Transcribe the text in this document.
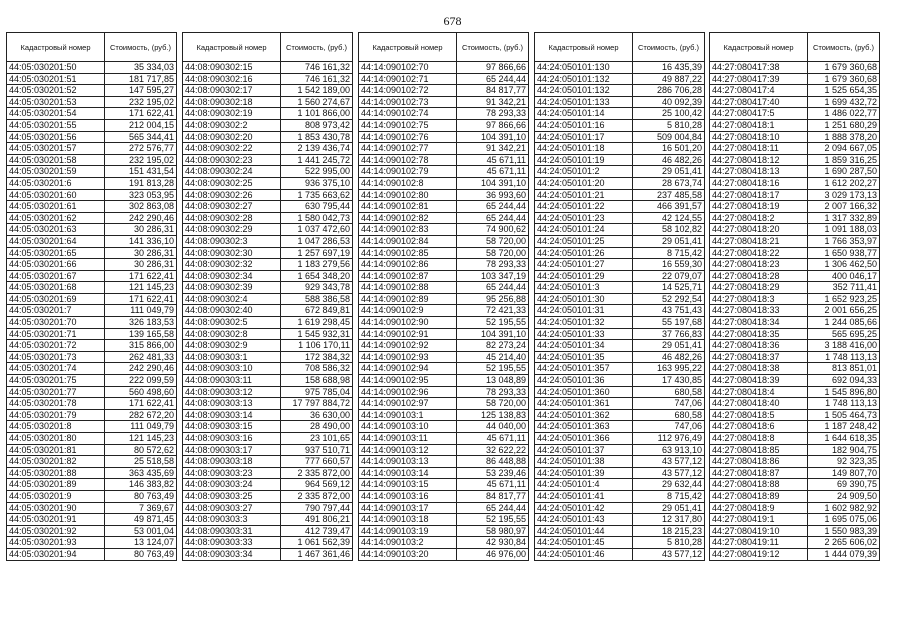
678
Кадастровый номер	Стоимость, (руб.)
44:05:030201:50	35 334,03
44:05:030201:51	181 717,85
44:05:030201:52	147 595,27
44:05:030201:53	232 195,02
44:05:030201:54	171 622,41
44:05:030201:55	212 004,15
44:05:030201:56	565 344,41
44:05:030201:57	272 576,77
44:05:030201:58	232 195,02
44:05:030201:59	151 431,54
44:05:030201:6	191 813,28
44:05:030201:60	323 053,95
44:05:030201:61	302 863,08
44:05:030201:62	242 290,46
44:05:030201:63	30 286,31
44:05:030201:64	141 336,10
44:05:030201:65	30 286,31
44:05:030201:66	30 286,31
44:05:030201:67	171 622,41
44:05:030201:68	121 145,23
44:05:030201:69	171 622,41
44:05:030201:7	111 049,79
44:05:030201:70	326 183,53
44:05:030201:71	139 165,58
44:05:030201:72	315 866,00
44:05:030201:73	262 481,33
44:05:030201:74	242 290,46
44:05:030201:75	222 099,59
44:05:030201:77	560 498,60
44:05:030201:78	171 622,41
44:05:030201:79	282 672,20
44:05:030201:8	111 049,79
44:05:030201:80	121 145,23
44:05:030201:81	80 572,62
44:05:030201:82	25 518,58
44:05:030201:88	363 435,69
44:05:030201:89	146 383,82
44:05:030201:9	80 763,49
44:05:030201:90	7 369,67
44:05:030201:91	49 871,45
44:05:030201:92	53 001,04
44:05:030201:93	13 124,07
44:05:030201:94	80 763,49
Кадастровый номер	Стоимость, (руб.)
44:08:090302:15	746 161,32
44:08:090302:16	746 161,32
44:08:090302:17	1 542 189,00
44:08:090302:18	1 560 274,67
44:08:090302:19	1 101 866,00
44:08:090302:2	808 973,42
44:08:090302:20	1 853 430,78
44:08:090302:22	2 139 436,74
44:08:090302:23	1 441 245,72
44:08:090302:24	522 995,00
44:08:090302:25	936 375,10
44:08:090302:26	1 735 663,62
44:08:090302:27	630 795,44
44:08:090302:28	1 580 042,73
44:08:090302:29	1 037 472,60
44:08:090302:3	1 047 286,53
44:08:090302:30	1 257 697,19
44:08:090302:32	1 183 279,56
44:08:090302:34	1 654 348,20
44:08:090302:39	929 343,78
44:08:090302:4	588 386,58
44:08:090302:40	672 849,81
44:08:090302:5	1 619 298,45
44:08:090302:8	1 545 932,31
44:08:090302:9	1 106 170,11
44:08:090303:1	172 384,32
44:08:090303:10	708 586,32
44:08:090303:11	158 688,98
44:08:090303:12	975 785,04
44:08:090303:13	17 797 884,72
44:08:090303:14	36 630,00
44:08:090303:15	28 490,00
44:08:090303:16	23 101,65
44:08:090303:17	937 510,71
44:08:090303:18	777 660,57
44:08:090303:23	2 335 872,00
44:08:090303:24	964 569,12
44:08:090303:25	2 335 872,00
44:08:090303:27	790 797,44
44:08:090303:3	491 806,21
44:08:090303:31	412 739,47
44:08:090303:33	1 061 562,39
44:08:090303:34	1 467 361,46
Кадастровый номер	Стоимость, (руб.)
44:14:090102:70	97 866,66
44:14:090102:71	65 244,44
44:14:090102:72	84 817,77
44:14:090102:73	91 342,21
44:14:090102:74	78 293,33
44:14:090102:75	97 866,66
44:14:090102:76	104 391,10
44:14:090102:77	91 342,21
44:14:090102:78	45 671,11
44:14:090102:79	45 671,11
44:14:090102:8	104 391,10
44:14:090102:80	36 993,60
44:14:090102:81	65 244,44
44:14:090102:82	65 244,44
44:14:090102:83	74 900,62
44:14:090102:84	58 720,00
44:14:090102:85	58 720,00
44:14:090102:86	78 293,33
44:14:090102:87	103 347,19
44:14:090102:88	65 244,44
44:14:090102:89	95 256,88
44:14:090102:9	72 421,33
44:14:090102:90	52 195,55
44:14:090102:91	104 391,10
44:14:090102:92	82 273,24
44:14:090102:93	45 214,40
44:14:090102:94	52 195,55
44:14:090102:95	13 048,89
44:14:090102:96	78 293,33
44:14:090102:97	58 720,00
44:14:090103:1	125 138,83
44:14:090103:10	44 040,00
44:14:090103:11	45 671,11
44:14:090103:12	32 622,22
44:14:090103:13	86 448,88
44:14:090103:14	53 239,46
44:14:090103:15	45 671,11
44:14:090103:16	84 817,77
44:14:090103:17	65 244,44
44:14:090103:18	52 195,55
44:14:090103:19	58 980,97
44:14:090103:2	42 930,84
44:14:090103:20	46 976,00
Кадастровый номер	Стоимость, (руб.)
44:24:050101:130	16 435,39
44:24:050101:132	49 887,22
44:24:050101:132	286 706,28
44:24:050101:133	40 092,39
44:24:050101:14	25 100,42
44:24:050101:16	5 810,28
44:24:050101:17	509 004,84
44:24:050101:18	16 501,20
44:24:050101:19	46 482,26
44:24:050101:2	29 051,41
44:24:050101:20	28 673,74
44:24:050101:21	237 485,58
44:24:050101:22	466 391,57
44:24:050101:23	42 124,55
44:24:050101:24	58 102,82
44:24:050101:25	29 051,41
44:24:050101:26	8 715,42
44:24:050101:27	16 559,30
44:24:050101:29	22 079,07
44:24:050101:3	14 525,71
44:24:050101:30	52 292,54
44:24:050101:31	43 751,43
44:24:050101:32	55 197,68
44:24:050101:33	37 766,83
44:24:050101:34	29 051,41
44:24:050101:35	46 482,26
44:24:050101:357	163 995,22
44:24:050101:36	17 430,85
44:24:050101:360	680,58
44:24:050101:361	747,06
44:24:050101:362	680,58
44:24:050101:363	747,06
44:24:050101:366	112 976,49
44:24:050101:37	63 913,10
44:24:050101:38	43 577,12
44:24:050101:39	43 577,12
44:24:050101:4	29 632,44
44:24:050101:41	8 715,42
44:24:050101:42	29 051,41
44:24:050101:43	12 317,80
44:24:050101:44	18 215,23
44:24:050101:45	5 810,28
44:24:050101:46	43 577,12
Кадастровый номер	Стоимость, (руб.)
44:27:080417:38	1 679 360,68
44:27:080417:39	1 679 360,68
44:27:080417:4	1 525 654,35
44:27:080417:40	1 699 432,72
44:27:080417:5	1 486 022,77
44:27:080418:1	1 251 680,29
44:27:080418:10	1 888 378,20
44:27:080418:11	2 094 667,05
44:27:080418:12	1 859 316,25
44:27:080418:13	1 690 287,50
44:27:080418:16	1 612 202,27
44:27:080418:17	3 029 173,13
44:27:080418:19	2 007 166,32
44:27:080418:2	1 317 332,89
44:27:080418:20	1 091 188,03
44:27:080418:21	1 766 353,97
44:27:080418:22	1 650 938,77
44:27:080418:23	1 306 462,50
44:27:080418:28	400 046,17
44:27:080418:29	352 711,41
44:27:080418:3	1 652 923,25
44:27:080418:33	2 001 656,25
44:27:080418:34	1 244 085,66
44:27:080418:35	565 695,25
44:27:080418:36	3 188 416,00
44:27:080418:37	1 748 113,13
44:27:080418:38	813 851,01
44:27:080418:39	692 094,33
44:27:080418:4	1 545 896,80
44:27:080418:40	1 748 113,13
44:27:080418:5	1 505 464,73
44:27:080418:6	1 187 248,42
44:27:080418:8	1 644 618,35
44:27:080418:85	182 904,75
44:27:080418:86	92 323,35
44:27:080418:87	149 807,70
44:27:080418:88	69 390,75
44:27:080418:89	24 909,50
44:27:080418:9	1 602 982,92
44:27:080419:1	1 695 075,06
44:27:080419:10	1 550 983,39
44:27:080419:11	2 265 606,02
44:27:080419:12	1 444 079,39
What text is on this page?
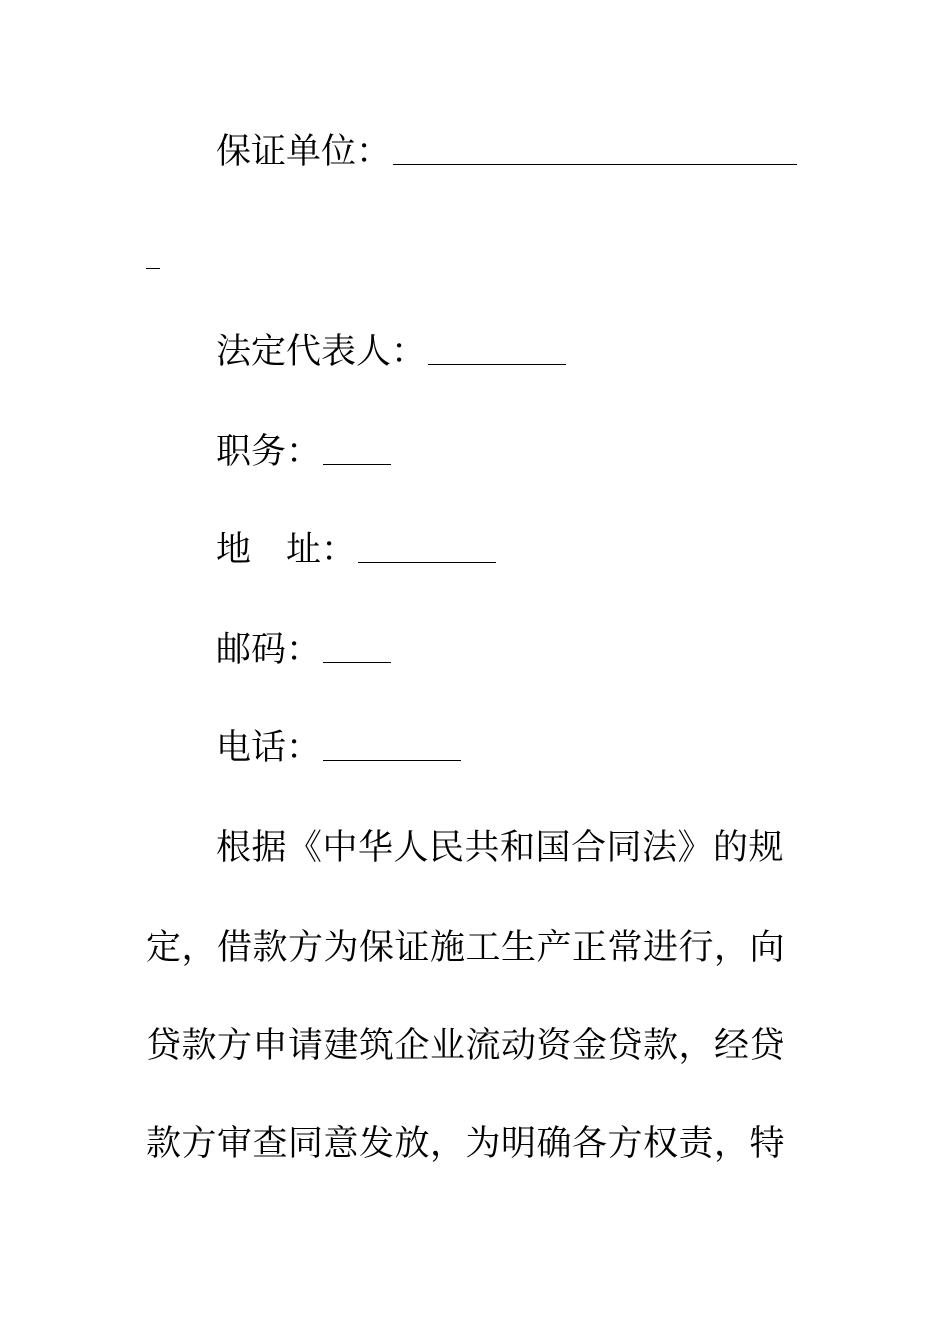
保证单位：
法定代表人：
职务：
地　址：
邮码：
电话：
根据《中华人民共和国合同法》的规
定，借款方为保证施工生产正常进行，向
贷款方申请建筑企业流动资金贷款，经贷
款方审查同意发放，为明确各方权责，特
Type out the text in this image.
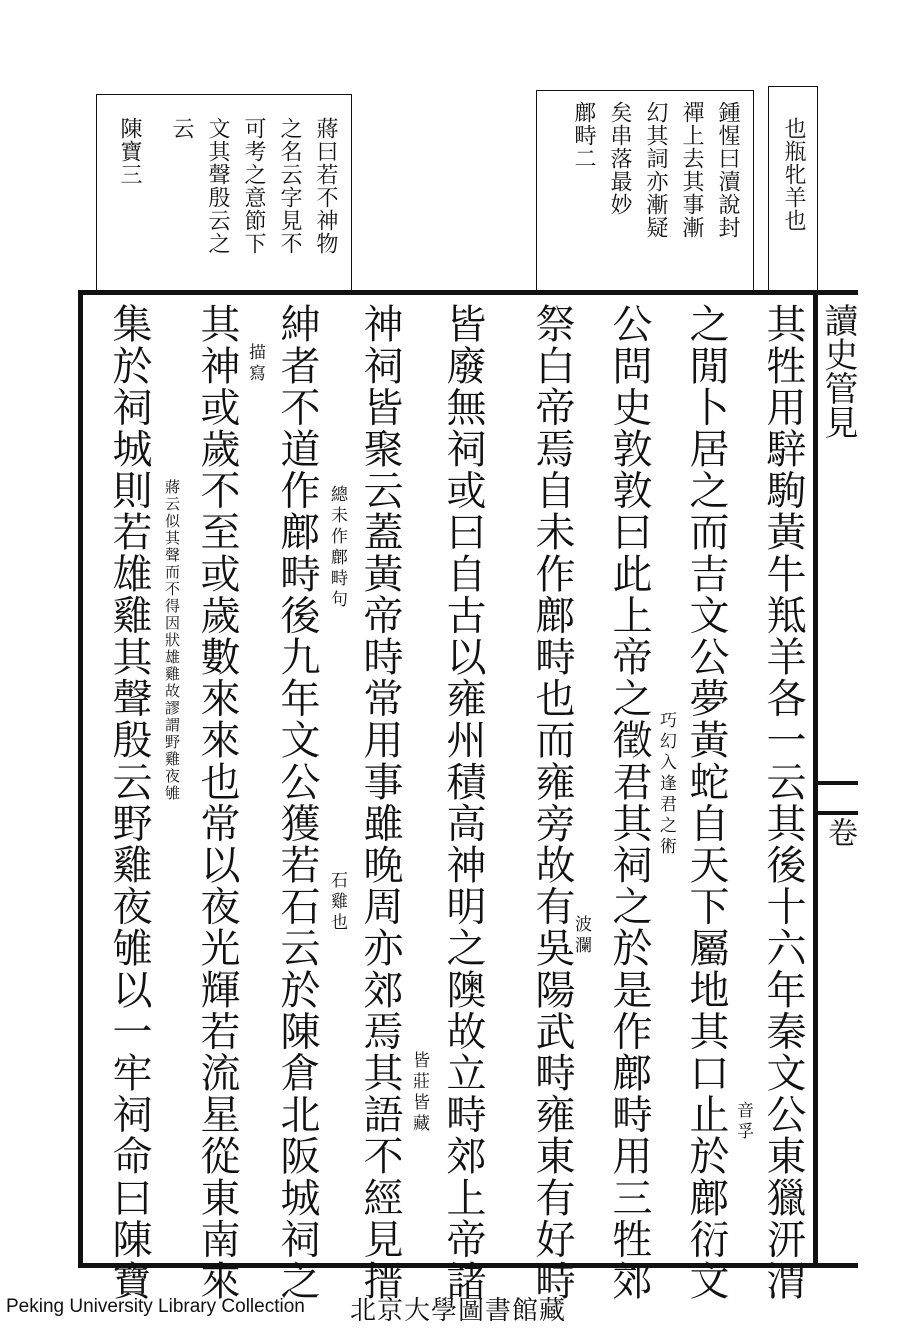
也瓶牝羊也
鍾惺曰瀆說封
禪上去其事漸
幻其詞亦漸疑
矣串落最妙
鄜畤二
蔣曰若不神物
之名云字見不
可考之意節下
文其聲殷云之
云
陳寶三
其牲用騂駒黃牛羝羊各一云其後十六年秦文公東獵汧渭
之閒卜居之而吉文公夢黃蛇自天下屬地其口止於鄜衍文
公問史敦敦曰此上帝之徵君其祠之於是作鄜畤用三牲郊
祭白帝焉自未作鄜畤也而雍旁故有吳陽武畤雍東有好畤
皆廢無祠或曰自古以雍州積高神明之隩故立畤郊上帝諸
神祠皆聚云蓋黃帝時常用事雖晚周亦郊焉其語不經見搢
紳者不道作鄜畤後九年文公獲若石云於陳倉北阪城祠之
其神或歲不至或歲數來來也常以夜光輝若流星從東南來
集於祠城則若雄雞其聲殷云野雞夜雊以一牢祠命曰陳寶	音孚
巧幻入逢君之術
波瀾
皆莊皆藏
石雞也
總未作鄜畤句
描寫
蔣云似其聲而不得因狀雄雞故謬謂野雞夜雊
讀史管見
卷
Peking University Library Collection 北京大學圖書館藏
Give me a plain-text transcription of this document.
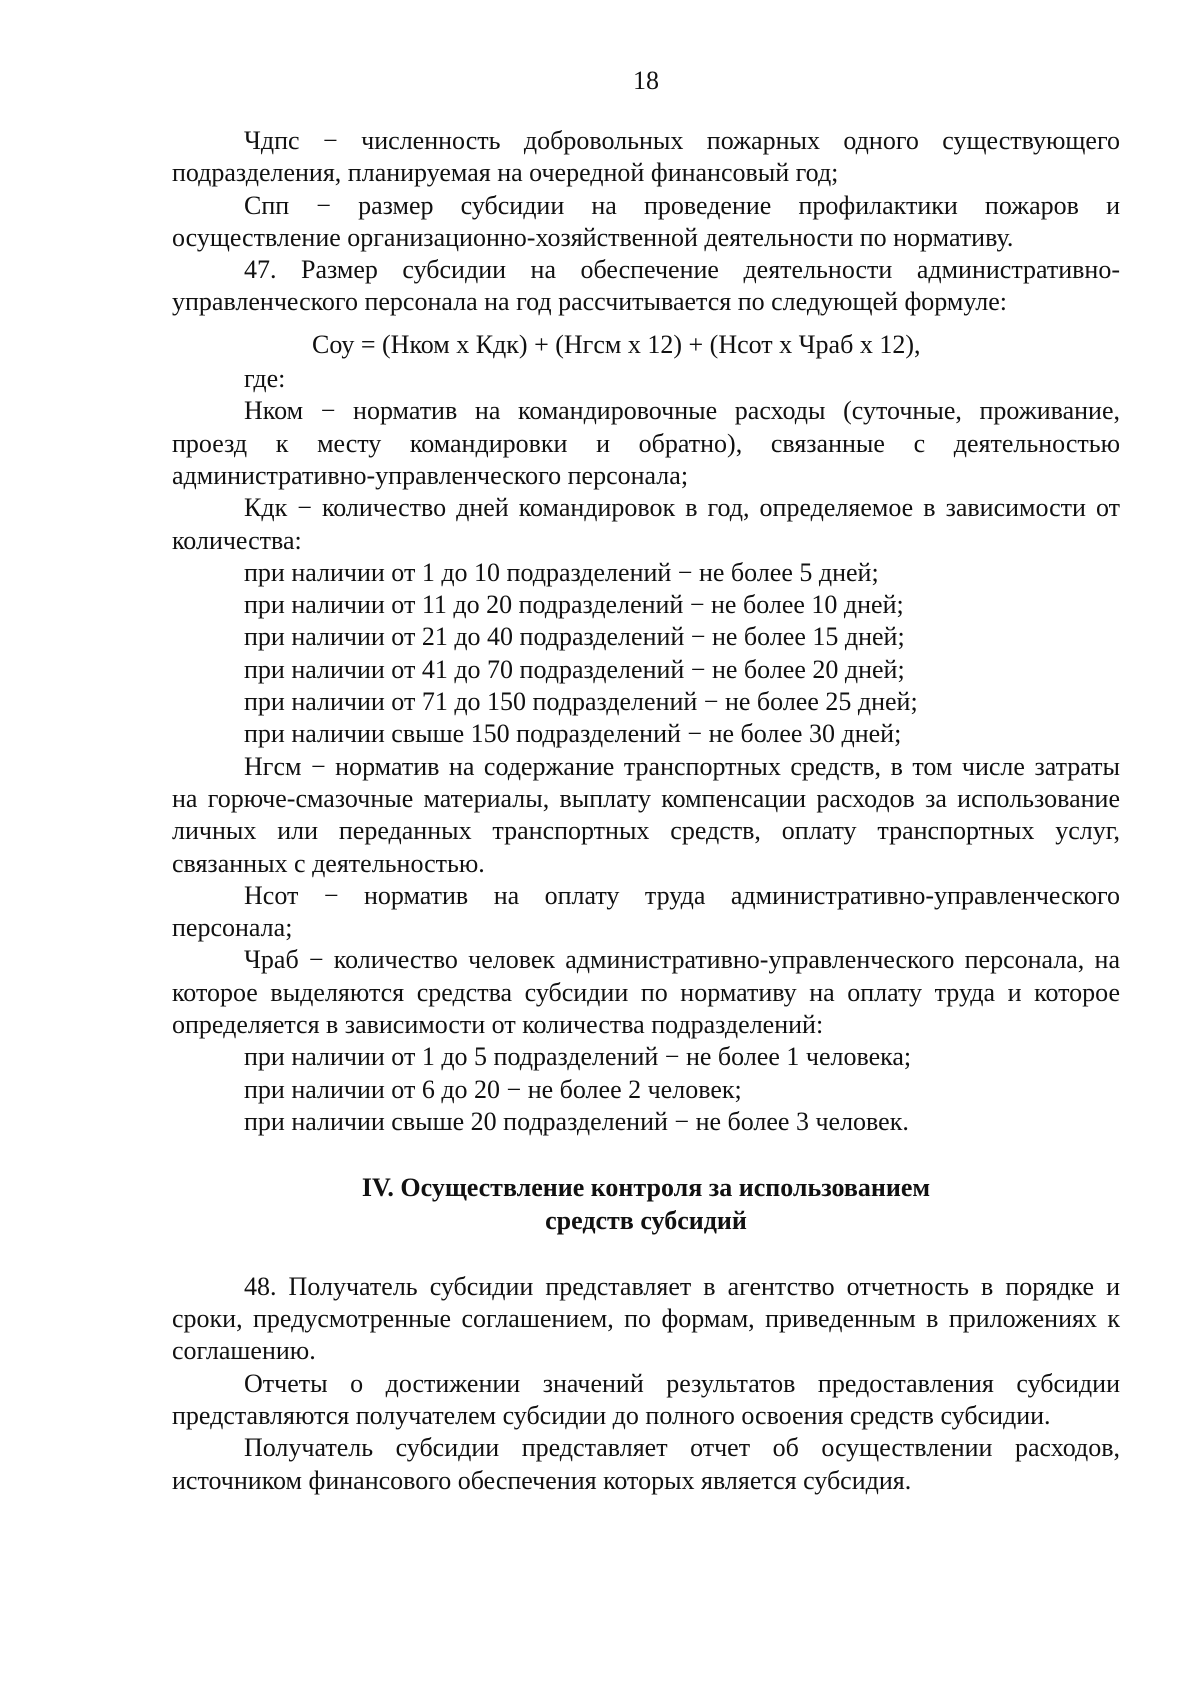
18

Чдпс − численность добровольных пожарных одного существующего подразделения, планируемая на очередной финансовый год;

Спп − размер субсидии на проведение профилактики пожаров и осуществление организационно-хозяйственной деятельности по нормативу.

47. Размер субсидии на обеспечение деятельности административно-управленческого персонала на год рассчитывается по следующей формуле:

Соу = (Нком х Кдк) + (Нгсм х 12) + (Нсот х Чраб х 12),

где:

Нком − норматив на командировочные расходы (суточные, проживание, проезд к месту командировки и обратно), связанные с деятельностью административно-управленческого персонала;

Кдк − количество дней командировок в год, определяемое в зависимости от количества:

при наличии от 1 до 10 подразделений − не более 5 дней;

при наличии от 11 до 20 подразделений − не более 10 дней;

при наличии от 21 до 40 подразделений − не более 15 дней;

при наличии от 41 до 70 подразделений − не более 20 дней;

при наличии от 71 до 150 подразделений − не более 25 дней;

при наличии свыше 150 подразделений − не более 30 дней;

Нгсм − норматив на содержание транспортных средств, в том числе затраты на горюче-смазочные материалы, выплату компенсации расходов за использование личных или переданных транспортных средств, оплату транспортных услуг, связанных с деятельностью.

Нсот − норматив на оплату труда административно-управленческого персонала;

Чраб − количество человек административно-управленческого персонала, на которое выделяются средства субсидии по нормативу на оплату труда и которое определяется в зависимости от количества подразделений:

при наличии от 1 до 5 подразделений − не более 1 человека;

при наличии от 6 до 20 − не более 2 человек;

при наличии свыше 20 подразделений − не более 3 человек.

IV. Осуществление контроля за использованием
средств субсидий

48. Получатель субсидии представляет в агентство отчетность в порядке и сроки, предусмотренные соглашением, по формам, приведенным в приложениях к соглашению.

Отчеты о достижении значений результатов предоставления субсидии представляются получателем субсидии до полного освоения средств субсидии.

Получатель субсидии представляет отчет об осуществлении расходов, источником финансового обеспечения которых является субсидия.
⁂
TASK GOAL ▸
Pull out every line of the records that includes the string "количество".

FINISHED TASK ▸
Кдк − количество дней командировок в год, определяемое в зависимости от количества:
Чраб − количество человек административно-управленческого персонала, на которое выделяются средства субсидии по нормативу на оплату труда и которое определяется в зависимости от количества подразделений:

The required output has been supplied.